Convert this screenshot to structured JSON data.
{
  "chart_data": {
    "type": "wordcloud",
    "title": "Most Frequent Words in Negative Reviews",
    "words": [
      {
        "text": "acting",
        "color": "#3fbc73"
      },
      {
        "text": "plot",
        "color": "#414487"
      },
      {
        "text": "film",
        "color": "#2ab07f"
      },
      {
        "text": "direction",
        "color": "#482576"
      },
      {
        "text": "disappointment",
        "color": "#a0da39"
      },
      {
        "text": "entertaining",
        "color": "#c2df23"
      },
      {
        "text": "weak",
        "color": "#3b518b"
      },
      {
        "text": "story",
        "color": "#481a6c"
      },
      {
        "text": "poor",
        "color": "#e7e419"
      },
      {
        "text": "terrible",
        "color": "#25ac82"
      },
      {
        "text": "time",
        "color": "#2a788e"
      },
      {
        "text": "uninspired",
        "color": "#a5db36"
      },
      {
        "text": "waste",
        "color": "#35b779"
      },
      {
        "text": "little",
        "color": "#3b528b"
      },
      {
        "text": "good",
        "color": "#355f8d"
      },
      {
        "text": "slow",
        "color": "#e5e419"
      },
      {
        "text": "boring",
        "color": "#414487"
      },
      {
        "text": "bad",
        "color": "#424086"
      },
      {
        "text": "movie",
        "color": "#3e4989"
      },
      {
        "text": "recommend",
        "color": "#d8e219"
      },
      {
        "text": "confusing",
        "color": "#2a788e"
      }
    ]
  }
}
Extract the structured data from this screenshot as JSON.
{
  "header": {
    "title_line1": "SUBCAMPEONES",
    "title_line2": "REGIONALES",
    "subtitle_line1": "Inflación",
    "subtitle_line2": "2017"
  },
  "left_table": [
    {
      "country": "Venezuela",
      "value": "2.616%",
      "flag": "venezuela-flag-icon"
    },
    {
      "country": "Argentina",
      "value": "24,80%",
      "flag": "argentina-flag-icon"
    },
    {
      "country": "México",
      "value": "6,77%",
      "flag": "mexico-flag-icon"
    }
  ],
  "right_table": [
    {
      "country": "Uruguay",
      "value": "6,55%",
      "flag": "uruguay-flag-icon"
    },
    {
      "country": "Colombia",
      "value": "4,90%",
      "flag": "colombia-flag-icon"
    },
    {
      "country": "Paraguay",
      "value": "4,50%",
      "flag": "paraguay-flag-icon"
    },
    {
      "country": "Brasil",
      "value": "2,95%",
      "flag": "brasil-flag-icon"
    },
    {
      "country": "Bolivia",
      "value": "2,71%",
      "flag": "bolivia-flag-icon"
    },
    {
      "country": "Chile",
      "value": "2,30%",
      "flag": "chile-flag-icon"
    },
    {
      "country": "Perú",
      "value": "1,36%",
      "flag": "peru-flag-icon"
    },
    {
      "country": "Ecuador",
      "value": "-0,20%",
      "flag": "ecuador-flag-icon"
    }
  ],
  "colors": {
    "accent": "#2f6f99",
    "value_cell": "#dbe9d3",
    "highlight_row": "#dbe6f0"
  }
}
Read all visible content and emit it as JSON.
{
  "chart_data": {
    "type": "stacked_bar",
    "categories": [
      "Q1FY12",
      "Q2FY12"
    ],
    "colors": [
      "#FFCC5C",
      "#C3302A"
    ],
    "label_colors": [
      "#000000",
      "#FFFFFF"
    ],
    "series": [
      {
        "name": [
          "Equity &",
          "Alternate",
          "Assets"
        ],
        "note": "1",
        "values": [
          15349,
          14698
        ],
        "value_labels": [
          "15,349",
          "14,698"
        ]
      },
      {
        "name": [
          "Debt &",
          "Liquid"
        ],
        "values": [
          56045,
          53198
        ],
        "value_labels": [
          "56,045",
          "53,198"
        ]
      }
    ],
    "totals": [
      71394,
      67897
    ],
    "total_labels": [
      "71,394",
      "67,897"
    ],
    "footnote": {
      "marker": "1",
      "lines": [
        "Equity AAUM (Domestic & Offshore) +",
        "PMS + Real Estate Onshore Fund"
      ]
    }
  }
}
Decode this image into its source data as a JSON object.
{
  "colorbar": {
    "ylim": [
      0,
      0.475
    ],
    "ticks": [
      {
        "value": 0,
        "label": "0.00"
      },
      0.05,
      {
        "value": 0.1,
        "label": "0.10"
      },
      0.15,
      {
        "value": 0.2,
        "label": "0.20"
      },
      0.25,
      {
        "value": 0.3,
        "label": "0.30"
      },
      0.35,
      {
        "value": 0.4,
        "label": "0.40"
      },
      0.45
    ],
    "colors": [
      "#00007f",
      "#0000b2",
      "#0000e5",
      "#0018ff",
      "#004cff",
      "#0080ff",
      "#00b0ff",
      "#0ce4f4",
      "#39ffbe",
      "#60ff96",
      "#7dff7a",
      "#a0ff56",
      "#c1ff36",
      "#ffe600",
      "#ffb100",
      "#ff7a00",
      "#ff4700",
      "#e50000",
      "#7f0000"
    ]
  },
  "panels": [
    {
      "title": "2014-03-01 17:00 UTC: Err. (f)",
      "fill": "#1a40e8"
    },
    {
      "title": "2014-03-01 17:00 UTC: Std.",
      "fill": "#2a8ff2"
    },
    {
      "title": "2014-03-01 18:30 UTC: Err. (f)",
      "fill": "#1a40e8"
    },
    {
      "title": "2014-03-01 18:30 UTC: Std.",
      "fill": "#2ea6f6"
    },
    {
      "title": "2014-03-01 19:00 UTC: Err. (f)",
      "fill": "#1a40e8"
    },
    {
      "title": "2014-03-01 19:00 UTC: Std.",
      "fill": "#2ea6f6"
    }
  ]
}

#### [TASK INSTRUCTIONS]
Write out every line exactly as it stands.

#### [SOLVED EXERCISE]
Convert this screenshot to structured JSON data.
{
  "chart_data": {
    "type": "wordcloud",
    "title": "Most Frequent Words in Negative Reviews",
    "words": [
      {
        "text": "acting",
        "color": "#3fbc73"
      },
      {
        "text": "plot",
        "color": "#414487"
      },
      {
        "text": "film",
        "color": "#2ab07f"
      },
      {
        "text": "direction",
        "color": "#482576"
      },
      {
        "text": "disappointment",
        "color": "#a0da39"
      },
      {
        "text": "entertaining",
        "color": "#c2df23"
      },
      {
        "text": "weak",
        "color": "#3b518b"
      },
      {
        "text": "story",
        "color": "#481a6c"
      },
      {
        "text": "poor",
        "color": "#e7e419"
      },
      {
        "text": "terrible",
        "color": "#25ac82"
      },
      {
        "text": "time",
        "color": "#2a788e"
      },
      {
        "text": "uninspired",
        "color": "#a5db36"
      },
      {
        "text": "waste",
        "color": "#35b779"
      },
      {
        "text": "little",
        "color": "#3b528b"
      },
      {
        "text": "good",
        "color": "#355f8d"
      },
      {
        "text": "slow",
        "color": "#e5e419"
      },
      {
        "text": "boring",
        "color": "#414487"
      },
      {
        "text": "bad",
        "color": "#424086"
      },
      {
        "text": "movie",
        "color": "#3e4989"
      },
      {
        "text": "recommend",
        "color": "#d8e219"
      },
      {
        "text": "confusing",
        "color": "#2a788e"
      }
    ]
  }
}
Extract the structured data from this screenshot as JSON.
{
  "header": {
    "title_line1": "SUBCAMPEONES",
    "title_line2": "REGIONALES",
    "subtitle_line1": "Inflación",
    "subtitle_line2": "2017"
  },
  "left_table": [
    {
      "country": "Venezuela",
      "value": "2.616%",
      "flag": "venezuela-flag-icon"
    },
    {
      "country": "Argentina",
      "value": "24,80%",
      "flag": "argentina-flag-icon"
    },
    {
      "country": "México",
      "value": "6,77%",
      "flag": "mexico-flag-icon"
    }
  ],
  "right_table": [
    {
      "country": "Uruguay",
      "value": "6,55%",
      "flag": "uruguay-flag-icon"
    },
    {
      "country": "Colombia",
      "value": "4,90%",
      "flag": "colombia-flag-icon"
    },
    {
      "country": "Paraguay",
      "value": "4,50%",
      "flag": "paraguay-flag-icon"
    },
    {
      "country": "Brasil",
      "value": "2,95%",
      "flag": "brasil-flag-icon"
    },
    {
      "country": "Bolivia",
      "value": "2,71%",
      "flag": "bolivia-flag-icon"
    },
    {
      "country": "Chile",
      "value": "2,30%",
      "flag": "chile-flag-icon"
    },
    {
      "country": "Perú",
      "value": "1,36%",
      "flag": "peru-flag-icon"
    },
    {
      "country": "Ecuador",
      "value": "-0,20%",
      "flag": "ecuador-flag-icon"
    }
  ],
  "colors": {
    "accent": "#2f6f99",
    "value_cell": "#dbe9d3",
    "highlight_row": "#dbe6f0"
  }
}
Read all visible content and emit it as JSON.
{
  "chart_data": {
    "type": "stacked_bar",
    "categories": [
      "Q1FY12",
      "Q2FY12"
    ],
    "colors": [
      "#FFCC5C",
      "#C3302A"
    ],
    "label_colors": [
      "#000000",
      "#FFFFFF"
    ],
    "series": [
      {
        "name": [
          "Equity &",
          "Alternate",
          "Assets"
        ],
        "note": "1",
        "values": [
          15349,
          14698
        ],
        "value_labels": [
          "15,349",
          "14,698"
        ]
      },
      {
        "name": [
          "Debt &",
          "Liquid"
        ],
        "values": [
          56045,
          53198
        ],
        "value_labels": [
          "56,045",
          "53,198"
        ]
      }
    ],
    "totals": [
      71394,
      67897
    ],
    "total_labels": [
      "71,394",
      "67,897"
    ],
    "footnote": {
      "marker": "1",
      "lines": [
        "Equity AAUM (Domestic & Offshore) +",
        "PMS + Real Estate Onshore Fund"
      ]
    }
  }
}
Decode this image into its source data as a JSON object.
{
  "colorbar": {
    "ylim": [
      0,
      0.475
    ],
    "ticks": [
      {
        "value": 0,
        "label": "0.00"
      },
      0.05,
      {
        "value": 0.1,
        "label": "0.10"
      },
      0.15,
      {
        "value": 0.2,
        "label": "0.20"
      },
      0.25,
      {
        "value": 0.3,
        "label": "0.30"
      },
      0.35,
      {
        "value": 0.4,
        "label": "0.40"
      },
      0.45
    ],
    "colors": [
      "#00007f",
      "#0000b2",
      "#0000e5",
      "#0018ff",
      "#004cff",
      "#0080ff",
      "#00b0ff",
      "#0ce4f4",
      "#39ffbe",
      "#60ff96",
      "#7dff7a",
      "#a0ff56",
      "#c1ff36",
      "#ffe600",
      "#ffb100",
      "#ff7a00",
      "#ff4700",
      "#e50000",
      "#7f0000"
    ]
  },
  "panels": [
    {
      "title": "2014-03-01 17:00 UTC: Err. (f)",
      "fill": "#1a40e8"
    },
    {
      "title": "2014-03-01 17:00 UTC: Std.",
      "fill": "#2a8ff2"
    },
    {
      "title": "2014-03-01 18:30 UTC: Err. (f)",
      "fill": "#1a40e8"
    },
    {
      "title": "2014-03-01 18:30 UTC: Std.",
      "fill": "#2ea6f6"
    },
    {
      "title": "2014-03-01 19:00 UTC: Err. (f)",
      "fill": "#1a40e8"
    },
    {
      "title": "2014-03-01 19:00 UTC: Std.",
      "fill": "#2ea6f6"
    }
  ]
}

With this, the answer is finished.